**Saved entries:**
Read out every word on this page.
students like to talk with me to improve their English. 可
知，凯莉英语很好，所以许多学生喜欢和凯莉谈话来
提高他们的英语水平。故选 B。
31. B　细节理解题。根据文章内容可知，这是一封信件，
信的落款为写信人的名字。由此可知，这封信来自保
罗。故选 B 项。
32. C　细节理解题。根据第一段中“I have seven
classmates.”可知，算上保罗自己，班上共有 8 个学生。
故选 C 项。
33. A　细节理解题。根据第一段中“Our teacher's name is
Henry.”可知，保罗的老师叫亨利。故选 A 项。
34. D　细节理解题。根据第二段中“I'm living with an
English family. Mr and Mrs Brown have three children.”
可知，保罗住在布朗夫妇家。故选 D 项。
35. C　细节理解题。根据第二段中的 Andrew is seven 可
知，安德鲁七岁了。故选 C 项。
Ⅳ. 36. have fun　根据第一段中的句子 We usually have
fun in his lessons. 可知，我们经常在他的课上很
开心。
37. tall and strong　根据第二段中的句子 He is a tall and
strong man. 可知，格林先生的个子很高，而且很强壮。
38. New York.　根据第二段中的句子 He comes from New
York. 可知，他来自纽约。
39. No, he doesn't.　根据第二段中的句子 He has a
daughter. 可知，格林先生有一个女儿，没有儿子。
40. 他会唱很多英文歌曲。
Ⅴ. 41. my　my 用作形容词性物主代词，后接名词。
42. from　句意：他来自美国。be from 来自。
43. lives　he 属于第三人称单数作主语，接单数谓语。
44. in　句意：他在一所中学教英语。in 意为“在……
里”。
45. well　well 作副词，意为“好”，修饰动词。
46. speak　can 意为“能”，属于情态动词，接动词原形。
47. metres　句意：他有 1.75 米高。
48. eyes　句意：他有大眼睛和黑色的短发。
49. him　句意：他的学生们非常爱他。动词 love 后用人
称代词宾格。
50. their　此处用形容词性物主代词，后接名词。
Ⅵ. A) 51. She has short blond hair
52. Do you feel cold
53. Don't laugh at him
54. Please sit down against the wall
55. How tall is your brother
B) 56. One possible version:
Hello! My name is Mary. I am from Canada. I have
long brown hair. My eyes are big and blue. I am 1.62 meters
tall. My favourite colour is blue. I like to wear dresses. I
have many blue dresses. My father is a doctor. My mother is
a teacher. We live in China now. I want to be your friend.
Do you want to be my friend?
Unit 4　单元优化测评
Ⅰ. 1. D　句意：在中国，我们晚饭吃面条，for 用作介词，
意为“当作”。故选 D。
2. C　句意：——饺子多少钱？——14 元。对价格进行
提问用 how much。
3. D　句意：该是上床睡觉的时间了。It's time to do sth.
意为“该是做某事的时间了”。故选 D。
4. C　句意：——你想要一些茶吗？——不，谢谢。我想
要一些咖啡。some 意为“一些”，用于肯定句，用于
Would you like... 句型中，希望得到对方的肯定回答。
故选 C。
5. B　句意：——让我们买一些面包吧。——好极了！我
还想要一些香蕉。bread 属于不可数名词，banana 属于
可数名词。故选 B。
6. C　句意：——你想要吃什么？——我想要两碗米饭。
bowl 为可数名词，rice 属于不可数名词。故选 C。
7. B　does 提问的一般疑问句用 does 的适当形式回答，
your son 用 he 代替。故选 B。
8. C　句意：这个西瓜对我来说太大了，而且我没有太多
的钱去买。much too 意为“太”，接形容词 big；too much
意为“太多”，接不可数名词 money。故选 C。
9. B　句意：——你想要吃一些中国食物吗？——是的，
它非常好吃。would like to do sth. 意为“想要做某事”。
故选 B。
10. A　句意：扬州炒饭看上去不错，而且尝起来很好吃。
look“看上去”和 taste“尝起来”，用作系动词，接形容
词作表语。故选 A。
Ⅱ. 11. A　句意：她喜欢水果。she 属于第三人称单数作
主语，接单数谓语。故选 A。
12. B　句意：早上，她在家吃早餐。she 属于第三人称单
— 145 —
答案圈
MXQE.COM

**EXERCISE REQUIREMENTS:** Please copy out each record, character for character.

**TASK SOLUTION:**
Read out every word on this page.
students like to talk with me to improve their English. 可
知，凯莉英语很好，所以许多学生喜欢和凯莉谈话来
提高他们的英语水平。故选 B。
31. B　细节理解题。根据文章内容可知，这是一封信件，
信的落款为写信人的名字。由此可知，这封信来自保
罗。故选 B 项。
32. C　细节理解题。根据第一段中“I have seven
classmates.”可知，算上保罗自己，班上共有 8 个学生。
故选 C 项。
33. A　细节理解题。根据第一段中“Our teacher's name is
Henry.”可知，保罗的老师叫亨利。故选 A 项。
34. D　细节理解题。根据第二段中“I'm living with an
English family. Mr and Mrs Brown have three children.”
可知，保罗住在布朗夫妇家。故选 D 项。
35. C　细节理解题。根据第二段中的 Andrew is seven 可
知，安德鲁七岁了。故选 C 项。
Ⅳ. 36. have fun　根据第一段中的句子 We usually have
fun in his lessons. 可知，我们经常在他的课上很
开心。
37. tall and strong　根据第二段中的句子 He is a tall and
strong man. 可知，格林先生的个子很高，而且很强壮。
38. New York.　根据第二段中的句子 He comes from New
York. 可知，他来自纽约。
39. No, he doesn't.　根据第二段中的句子 He has a
daughter. 可知，格林先生有一个女儿，没有儿子。
40. 他会唱很多英文歌曲。
Ⅴ. 41. my　my 用作形容词性物主代词，后接名词。
42. from　句意：他来自美国。be from 来自。
43. lives　he 属于第三人称单数作主语，接单数谓语。
44. in　句意：他在一所中学教英语。in 意为“在……
里”。
45. well　well 作副词，意为“好”，修饰动词。
46. speak　can 意为“能”，属于情态动词，接动词原形。
47. metres　句意：他有 1.75 米高。
48. eyes　句意：他有大眼睛和黑色的短发。
49. him　句意：他的学生们非常爱他。动词 love 后用人
称代词宾格。
50. their　此处用形容词性物主代词，后接名词。
Ⅵ. A) 51. She has short blond hair
52. Do you feel cold
53. Don't laugh at him
54. Please sit down against the wall
55. How tall is your brother
B) 56. One possible version:
Hello! My name is Mary. I am from Canada. I have
long brown hair. My eyes are big and blue. I am 1.62 meters
tall. My favourite colour is blue. I like to wear dresses. I
have many blue dresses. My father is a doctor. My mother is
a teacher. We live in China now. I want to be your friend.
Do you want to be my friend?
Unit 4　单元优化测评
Ⅰ. 1. D　句意：在中国，我们晚饭吃面条，for 用作介词，
意为“当作”。故选 D。
2. C　句意：——饺子多少钱？——14 元。对价格进行
提问用 how much。
3. D　句意：该是上床睡觉的时间了。It's time to do sth.
意为“该是做某事的时间了”。故选 D。
4. C　句意：——你想要一些茶吗？——不，谢谢。我想
要一些咖啡。some 意为“一些”，用于肯定句，用于
Would you like... 句型中，希望得到对方的肯定回答。
故选 C。
5. B　句意：——让我们买一些面包吧。——好极了！我
还想要一些香蕉。bread 属于不可数名词，banana 属于
可数名词。故选 B。
6. C　句意：——你想要吃什么？——我想要两碗米饭。
bowl 为可数名词，rice 属于不可数名词。故选 C。
7. B　does 提问的一般疑问句用 does 的适当形式回答，
your son 用 he 代替。故选 B。
8. C　句意：这个西瓜对我来说太大了，而且我没有太多
的钱去买。much too 意为“太”，接形容词 big；too much
意为“太多”，接不可数名词 money。故选 C。
9. B　句意：——你想要吃一些中国食物吗？——是的，
它非常好吃。would like to do sth. 意为“想要做某事”。
故选 B。
10. A　句意：扬州炒饭看上去不错，而且尝起来很好吃。
look“看上去”和 taste“尝起来”，用作系动词，接形容
词作表语。故选 A。
Ⅱ. 11. A　句意：她喜欢水果。she 属于第三人称单数作
主语，接单数谓语。故选 A。
12. B　句意：早上，她在家吃早餐。she 属于第三人称单
— 145 —
答案圈
MXQE.COM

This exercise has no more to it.